— START —
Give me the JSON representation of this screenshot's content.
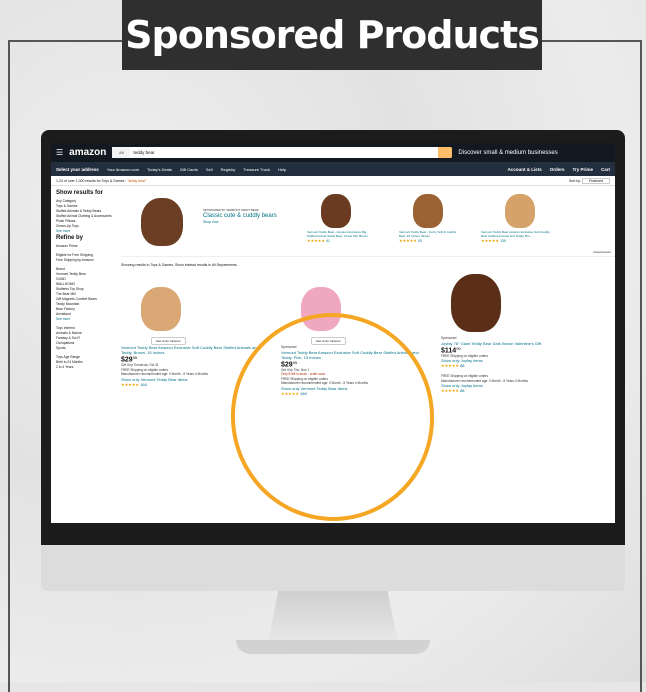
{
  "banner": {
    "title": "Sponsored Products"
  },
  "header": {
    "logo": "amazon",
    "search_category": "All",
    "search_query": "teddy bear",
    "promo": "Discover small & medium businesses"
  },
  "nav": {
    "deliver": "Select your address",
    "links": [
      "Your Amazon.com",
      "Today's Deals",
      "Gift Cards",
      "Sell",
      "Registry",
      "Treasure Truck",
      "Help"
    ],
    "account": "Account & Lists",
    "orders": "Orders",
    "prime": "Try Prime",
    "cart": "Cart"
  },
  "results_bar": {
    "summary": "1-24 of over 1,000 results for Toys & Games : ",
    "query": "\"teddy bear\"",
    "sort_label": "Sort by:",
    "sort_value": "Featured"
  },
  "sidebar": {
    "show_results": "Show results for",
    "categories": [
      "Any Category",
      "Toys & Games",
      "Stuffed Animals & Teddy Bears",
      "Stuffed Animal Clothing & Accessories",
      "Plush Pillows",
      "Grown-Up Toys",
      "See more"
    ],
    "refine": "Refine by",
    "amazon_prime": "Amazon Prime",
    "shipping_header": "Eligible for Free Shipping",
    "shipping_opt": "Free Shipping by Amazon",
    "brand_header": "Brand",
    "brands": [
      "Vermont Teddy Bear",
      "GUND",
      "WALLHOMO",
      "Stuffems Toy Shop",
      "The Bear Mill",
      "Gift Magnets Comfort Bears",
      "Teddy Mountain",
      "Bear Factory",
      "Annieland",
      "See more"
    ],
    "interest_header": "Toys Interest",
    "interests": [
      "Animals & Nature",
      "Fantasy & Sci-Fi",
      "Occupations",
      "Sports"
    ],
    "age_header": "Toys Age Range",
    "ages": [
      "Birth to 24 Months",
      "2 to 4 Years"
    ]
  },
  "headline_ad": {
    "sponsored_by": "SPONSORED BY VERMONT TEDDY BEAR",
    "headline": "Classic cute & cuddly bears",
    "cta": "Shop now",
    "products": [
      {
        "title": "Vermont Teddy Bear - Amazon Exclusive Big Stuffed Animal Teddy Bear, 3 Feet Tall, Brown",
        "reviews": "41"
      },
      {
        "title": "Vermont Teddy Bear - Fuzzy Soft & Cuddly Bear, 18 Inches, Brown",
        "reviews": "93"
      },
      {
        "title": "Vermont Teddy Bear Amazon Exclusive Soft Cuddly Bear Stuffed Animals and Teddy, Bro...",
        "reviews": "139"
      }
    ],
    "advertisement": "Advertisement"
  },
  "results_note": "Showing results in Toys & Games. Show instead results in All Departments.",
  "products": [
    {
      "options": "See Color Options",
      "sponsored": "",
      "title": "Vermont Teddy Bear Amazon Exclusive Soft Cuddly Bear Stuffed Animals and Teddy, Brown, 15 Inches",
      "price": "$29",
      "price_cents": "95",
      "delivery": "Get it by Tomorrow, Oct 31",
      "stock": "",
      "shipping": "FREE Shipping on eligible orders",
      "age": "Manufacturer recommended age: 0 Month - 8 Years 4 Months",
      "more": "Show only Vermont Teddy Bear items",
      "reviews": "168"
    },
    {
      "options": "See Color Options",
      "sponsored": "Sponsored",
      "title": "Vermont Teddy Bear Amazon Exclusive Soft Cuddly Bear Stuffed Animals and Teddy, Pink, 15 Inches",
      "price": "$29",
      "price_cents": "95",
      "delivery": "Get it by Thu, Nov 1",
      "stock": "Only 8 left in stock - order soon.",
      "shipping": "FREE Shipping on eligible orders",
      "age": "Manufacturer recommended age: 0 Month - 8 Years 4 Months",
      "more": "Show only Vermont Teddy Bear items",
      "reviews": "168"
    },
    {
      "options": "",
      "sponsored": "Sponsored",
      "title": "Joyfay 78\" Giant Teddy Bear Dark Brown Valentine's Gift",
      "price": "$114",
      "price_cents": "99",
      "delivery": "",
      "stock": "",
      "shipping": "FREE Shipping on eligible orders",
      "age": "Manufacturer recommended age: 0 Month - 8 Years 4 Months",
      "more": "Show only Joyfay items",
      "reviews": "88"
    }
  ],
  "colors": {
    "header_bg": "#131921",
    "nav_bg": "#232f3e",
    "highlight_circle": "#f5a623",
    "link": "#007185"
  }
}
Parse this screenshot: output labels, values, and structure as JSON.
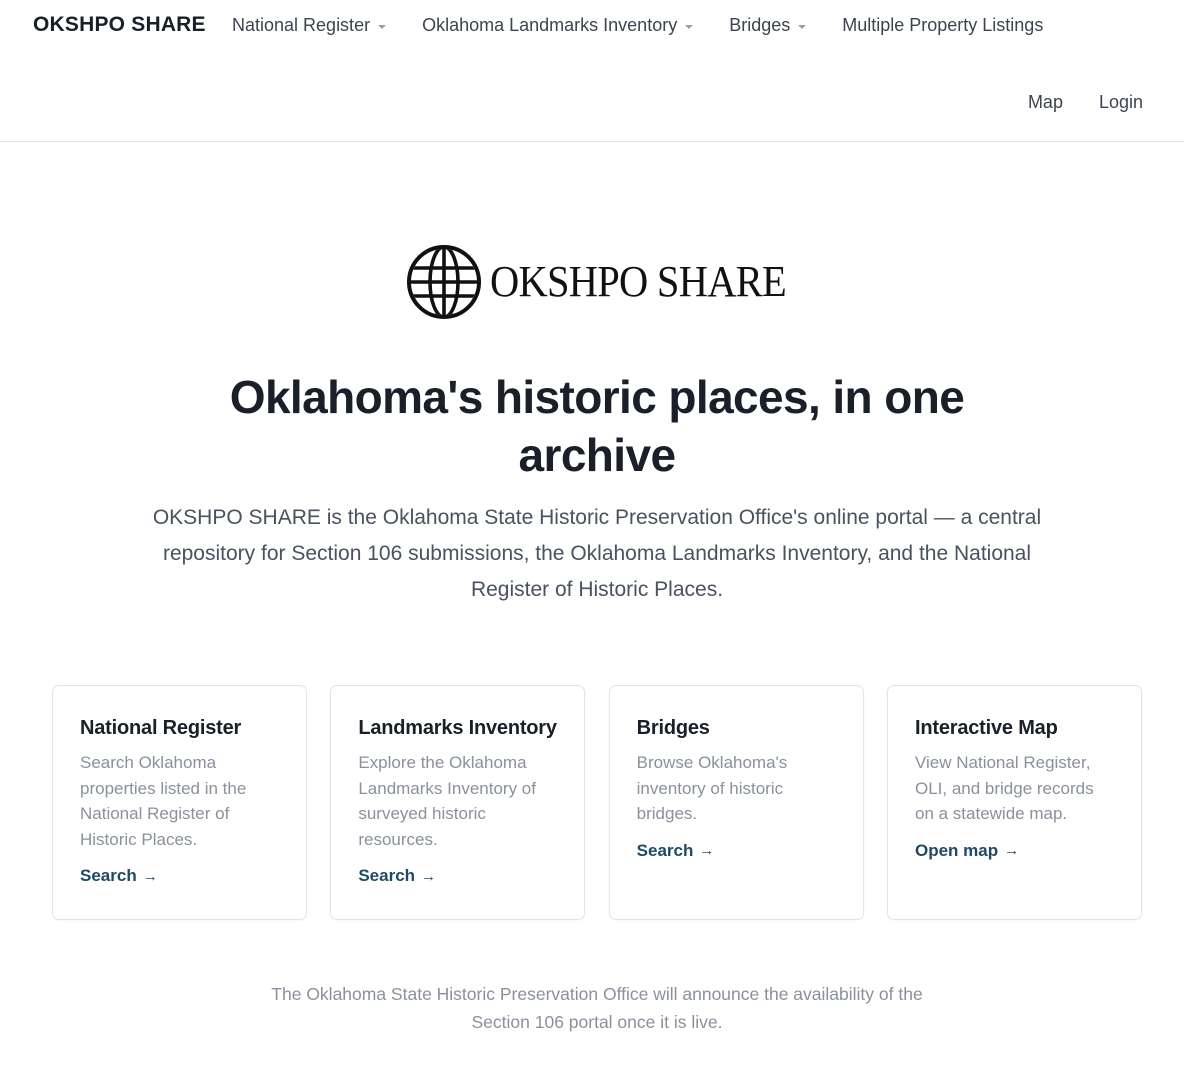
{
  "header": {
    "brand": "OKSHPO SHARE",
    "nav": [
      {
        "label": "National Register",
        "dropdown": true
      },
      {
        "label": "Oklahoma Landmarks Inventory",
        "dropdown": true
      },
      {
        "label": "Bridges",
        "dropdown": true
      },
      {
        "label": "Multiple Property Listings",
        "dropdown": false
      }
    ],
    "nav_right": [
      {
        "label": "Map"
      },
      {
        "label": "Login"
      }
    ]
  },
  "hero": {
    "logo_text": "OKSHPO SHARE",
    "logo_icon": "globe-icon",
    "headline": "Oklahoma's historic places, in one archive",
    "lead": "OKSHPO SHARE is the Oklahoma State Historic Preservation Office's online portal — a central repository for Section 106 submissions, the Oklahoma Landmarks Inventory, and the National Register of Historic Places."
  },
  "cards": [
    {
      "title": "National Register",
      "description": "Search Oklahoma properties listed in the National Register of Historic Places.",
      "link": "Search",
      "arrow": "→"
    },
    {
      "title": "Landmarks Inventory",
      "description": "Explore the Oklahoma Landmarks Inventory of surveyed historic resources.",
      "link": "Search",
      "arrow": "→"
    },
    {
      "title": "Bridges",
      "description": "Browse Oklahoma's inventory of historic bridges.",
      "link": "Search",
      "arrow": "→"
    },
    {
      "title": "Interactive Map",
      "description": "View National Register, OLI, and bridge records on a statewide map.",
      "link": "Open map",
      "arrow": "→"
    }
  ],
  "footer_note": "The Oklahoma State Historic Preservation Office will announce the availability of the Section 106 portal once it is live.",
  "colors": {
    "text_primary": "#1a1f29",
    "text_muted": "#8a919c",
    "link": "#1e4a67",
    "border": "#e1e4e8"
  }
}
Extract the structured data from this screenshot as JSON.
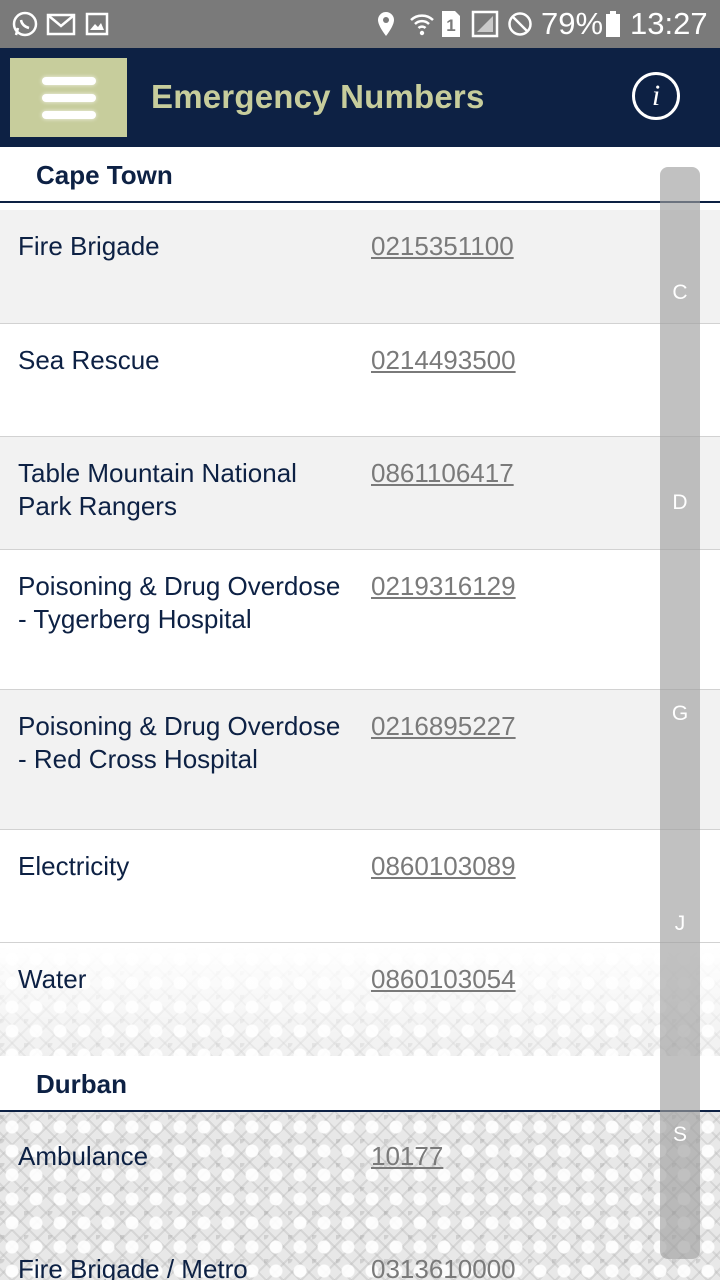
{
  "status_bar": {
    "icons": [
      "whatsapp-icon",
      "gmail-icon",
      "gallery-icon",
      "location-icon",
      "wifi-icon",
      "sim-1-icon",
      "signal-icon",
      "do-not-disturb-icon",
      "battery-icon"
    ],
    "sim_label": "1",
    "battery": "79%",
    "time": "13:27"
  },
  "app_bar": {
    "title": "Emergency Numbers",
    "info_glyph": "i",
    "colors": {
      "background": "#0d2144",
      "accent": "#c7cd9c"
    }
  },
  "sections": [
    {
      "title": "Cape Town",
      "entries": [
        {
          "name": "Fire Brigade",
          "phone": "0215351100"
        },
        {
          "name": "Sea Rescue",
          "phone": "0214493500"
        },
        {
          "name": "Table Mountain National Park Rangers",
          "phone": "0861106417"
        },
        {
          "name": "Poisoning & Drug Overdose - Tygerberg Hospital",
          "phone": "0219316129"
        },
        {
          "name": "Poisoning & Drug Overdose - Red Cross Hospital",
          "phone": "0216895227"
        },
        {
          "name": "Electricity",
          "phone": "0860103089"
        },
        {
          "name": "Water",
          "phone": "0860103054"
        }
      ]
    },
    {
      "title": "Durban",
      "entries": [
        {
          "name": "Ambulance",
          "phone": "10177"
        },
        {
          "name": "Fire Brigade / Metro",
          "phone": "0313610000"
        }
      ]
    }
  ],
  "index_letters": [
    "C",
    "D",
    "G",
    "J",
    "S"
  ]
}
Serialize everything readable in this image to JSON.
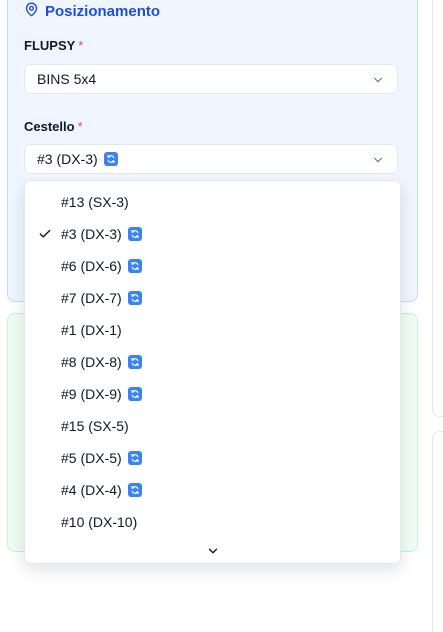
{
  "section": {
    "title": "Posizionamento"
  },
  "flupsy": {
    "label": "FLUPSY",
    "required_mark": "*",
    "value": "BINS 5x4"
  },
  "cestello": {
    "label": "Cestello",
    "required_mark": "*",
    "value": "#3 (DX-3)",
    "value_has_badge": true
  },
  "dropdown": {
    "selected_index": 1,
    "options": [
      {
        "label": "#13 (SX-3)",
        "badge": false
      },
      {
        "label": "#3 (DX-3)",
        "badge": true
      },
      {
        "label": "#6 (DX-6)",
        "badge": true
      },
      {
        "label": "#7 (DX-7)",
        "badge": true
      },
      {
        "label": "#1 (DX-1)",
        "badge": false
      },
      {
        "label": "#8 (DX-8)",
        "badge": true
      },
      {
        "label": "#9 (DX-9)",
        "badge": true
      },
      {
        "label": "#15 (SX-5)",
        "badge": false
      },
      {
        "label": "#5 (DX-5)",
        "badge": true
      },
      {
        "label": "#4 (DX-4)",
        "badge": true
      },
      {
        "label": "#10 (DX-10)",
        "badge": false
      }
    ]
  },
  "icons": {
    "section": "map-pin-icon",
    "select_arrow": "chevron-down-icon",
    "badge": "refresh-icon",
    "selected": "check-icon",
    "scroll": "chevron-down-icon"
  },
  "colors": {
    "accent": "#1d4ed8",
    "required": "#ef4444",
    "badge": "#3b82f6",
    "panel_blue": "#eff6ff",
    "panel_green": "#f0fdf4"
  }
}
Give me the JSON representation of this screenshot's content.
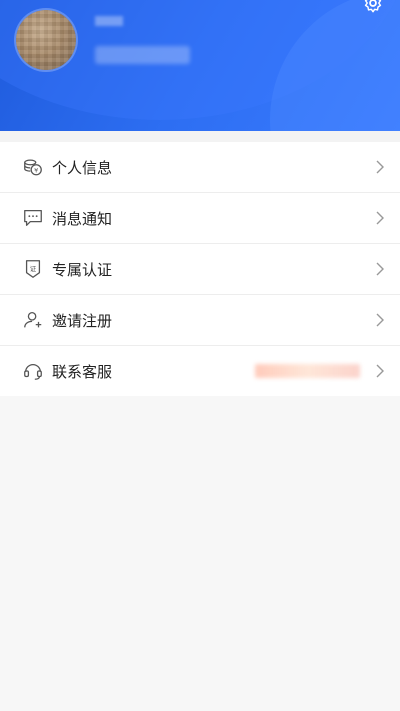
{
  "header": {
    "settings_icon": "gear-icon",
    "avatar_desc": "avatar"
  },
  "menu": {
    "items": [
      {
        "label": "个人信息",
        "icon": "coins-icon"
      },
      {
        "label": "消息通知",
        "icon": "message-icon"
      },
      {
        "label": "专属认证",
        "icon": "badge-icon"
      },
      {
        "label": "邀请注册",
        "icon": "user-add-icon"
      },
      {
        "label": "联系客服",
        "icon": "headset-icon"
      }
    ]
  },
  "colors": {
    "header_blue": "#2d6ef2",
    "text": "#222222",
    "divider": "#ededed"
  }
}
— END —
**Request:**
Which lines of the data above contain "Fire"? Copy each one.

**Final result:**
          "name": "Fire Brigade",
          "name": "Fire Brigade / Metro",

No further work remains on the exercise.